_EXERCISE DIRECTIONS_
Leave out the pictures and copy each record below exactly.
— START OF EXTRACTED INFORMATION —
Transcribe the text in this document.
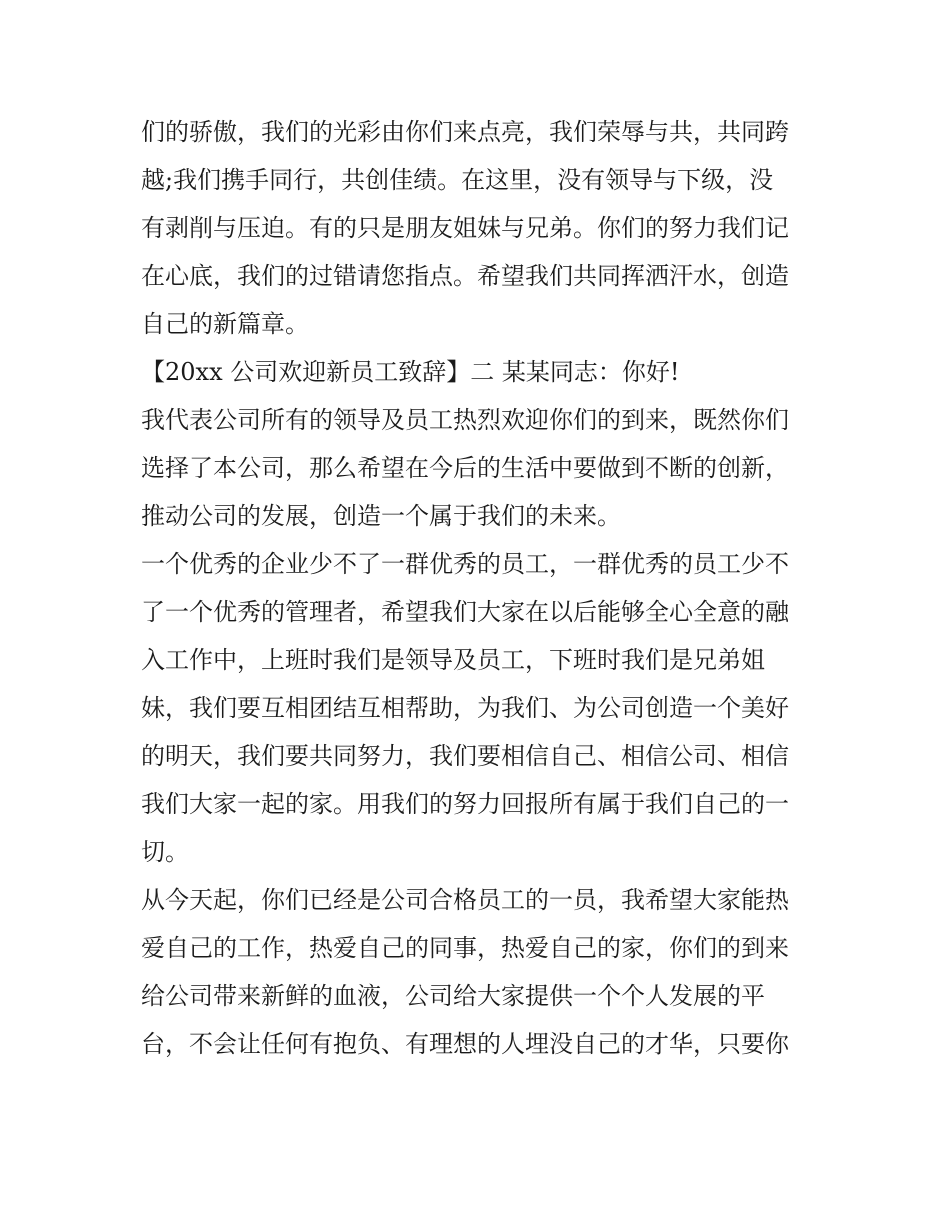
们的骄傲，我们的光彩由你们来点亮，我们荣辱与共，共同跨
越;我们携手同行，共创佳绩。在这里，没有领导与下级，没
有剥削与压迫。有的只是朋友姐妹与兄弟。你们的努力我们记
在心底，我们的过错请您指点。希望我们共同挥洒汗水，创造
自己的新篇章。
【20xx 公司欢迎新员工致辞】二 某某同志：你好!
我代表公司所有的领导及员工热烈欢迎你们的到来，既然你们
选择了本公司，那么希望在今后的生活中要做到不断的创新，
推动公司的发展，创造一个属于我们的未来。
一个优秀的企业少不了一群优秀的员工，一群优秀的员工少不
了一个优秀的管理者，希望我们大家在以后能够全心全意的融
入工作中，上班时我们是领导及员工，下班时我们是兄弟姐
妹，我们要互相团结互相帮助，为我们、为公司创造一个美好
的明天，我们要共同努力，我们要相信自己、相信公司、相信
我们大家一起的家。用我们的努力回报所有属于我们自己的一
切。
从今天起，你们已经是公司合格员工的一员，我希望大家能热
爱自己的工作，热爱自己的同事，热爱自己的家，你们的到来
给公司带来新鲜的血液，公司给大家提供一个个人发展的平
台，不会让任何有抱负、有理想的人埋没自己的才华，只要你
— END OF EXTRACTED INFORMATION —
_OUTPUT BELOW_
Transcribe the text in this document.
们的骄傲，我们的光彩由你们来点亮，我们荣辱与共，共同跨
越;我们携手同行，共创佳绩。在这里，没有领导与下级，没
有剥削与压迫。有的只是朋友姐妹与兄弟。你们的努力我们记
在心底，我们的过错请您指点。希望我们共同挥洒汗水，创造
自己的新篇章。
【20xx 公司欢迎新员工致辞】二 某某同志：你好!
我代表公司所有的领导及员工热烈欢迎你们的到来，既然你们
选择了本公司，那么希望在今后的生活中要做到不断的创新，
推动公司的发展，创造一个属于我们的未来。
一个优秀的企业少不了一群优秀的员工，一群优秀的员工少不
了一个优秀的管理者，希望我们大家在以后能够全心全意的融
入工作中，上班时我们是领导及员工，下班时我们是兄弟姐
妹，我们要互相团结互相帮助，为我们、为公司创造一个美好
的明天，我们要共同努力，我们要相信自己、相信公司、相信
我们大家一起的家。用我们的努力回报所有属于我们自己的一
切。
从今天起，你们已经是公司合格员工的一员，我希望大家能热
爱自己的工作，热爱自己的同事，热爱自己的家，你们的到来
给公司带来新鲜的血液，公司给大家提供一个个人发展的平
台，不会让任何有抱负、有理想的人埋没自己的才华，只要你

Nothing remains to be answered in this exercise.